- INFORMATION SHOWN -

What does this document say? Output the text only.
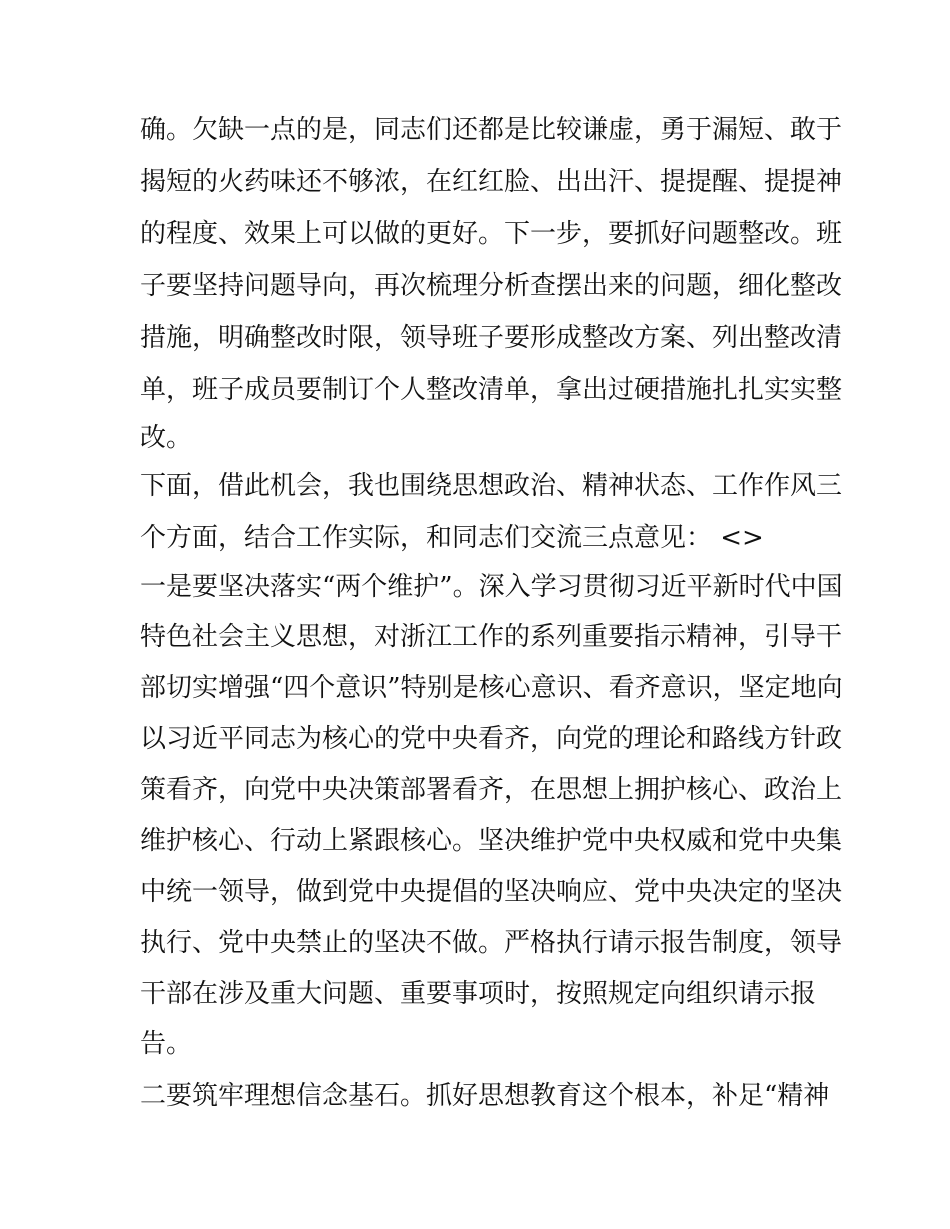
确。欠缺一点的是，同志们还都是比较谦虚，勇于漏短、敢于
揭短的火药味还不够浓，在红红脸、出出汗、提提醒、提提神
的程度、效果上可以做的更好。下一步，要抓好问题整改。班
子要坚持问题导向，再次梳理分析查摆出来的问题，细化整改
措施，明确整改时限，领导班子要形成整改方案、列出整改清
单，班子成员要制订个人整改清单，拿出过硬措施扎扎实实整
改。
下面，借此机会，我也围绕思想政治、精神状态、工作作风三
个方面，结合工作实际，和同志们交流三点意见： <>
一是要坚决落实“两个维护”。深入学习贯彻习近平新时代中国
特色社会主义思想，对浙江工作的系列重要指示精神，引导干
部切实增强“四个意识”特别是核心意识、看齐意识，坚定地向
以习近平同志为核心的党中央看齐，向党的理论和路线方针政
策看齐，向党中央决策部署看齐，在思想上拥护核心、政治上
维护核心、行动上紧跟核心。坚决维护党中央权威和党中央集
中统一领导，做到党中央提倡的坚决响应、党中央决定的坚决
执行、党中央禁止的坚决不做。严格执行请示报告制度，领导
干部在涉及重大问题、重要事项时，按照规定向组织请示报
告。
二要筑牢理想信念基石。抓好思想教育这个根本，补足“精神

- WHAT THE EXERCISE ASKS -
The pictures should not appear in the copy; every other part of the records above must be returned exactly.

- SOLUTION -
What does this document say? Output the text only.
确。欠缺一点的是，同志们还都是比较谦虚，勇于漏短、敢于
揭短的火药味还不够浓，在红红脸、出出汗、提提醒、提提神
的程度、效果上可以做的更好。下一步，要抓好问题整改。班
子要坚持问题导向，再次梳理分析查摆出来的问题，细化整改
措施，明确整改时限，领导班子要形成整改方案、列出整改清
单，班子成员要制订个人整改清单，拿出过硬措施扎扎实实整
改。
下面，借此机会，我也围绕思想政治、精神状态、工作作风三
个方面，结合工作实际，和同志们交流三点意见： <>
一是要坚决落实“两个维护”。深入学习贯彻习近平新时代中国
特色社会主义思想，对浙江工作的系列重要指示精神，引导干
部切实增强“四个意识”特别是核心意识、看齐意识，坚定地向
以习近平同志为核心的党中央看齐，向党的理论和路线方针政
策看齐，向党中央决策部署看齐，在思想上拥护核心、政治上
维护核心、行动上紧跟核心。坚决维护党中央权威和党中央集
中统一领导，做到党中央提倡的坚决响应、党中央决定的坚决
执行、党中央禁止的坚决不做。严格执行请示报告制度，领导
干部在涉及重大问题、重要事项时，按照规定向组织请示报
告。
二要筑牢理想信念基石。抓好思想教育这个根本，补足“精神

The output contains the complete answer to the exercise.